> EXERCISE TASK:
From the listing below, extract every line containing "title".

[Begin DATA SHOWN]

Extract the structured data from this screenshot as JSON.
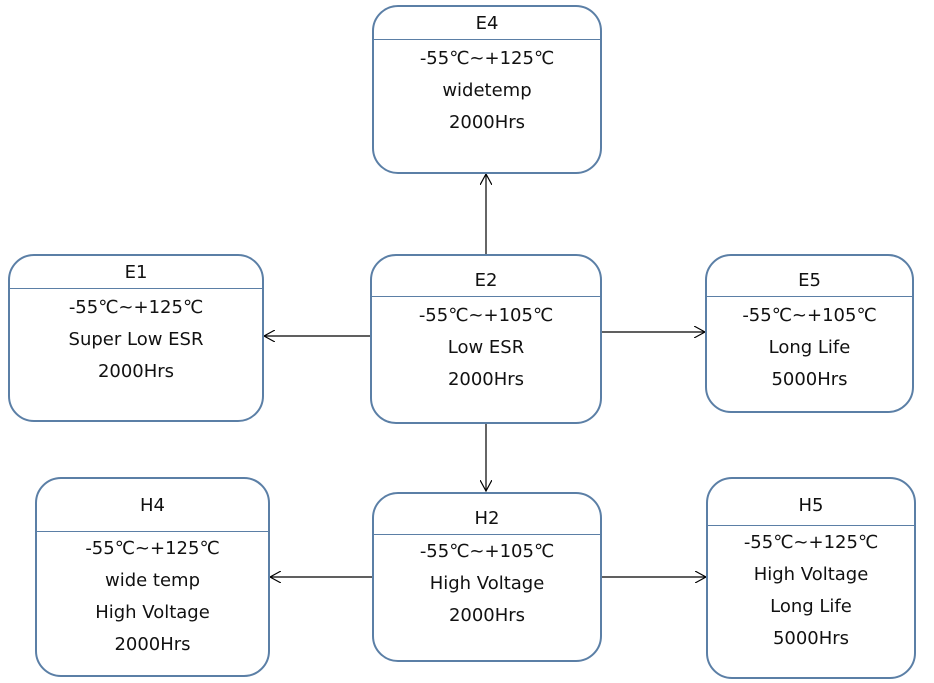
{
  "nodes": {
    "e4": {
      "title": "E4",
      "lines": [
        "-55℃~+125℃",
        "widetemp",
        "2000Hrs"
      ]
    },
    "e1": {
      "title": "E1",
      "lines": [
        "-55℃~+125℃",
        "Super Low ESR",
        "2000Hrs"
      ]
    },
    "e2": {
      "title": "E2",
      "lines": [
        "-55℃~+105℃",
        "Low ESR",
        "2000Hrs"
      ]
    },
    "e5": {
      "title": "E5",
      "lines": [
        "-55℃~+105℃",
        "Long Life",
        "5000Hrs"
      ]
    },
    "h4": {
      "title": "H4",
      "lines": [
        "-55℃~+125℃",
        "wide temp",
        "High Voltage",
        "2000Hrs"
      ]
    },
    "h2": {
      "title": "H2",
      "lines": [
        "-55℃~+105℃",
        "High Voltage",
        "2000Hrs"
      ]
    },
    "h5": {
      "title": "H5",
      "lines": [
        "-55℃~+125℃",
        "High Voltage",
        "Long Life",
        "5000Hrs"
      ]
    }
  },
  "colors": {
    "border": "#5b7fa6",
    "arrow": "#000000",
    "text": "#111111"
  }
}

[End DATA SHOWN]

> FINISHED ANSWER:
      "title": "E4",
      "title": "E1",
      "title": "E2",
      "title": "E5",
      "title": "H4",
      "title": "H2",
      "title": "H5",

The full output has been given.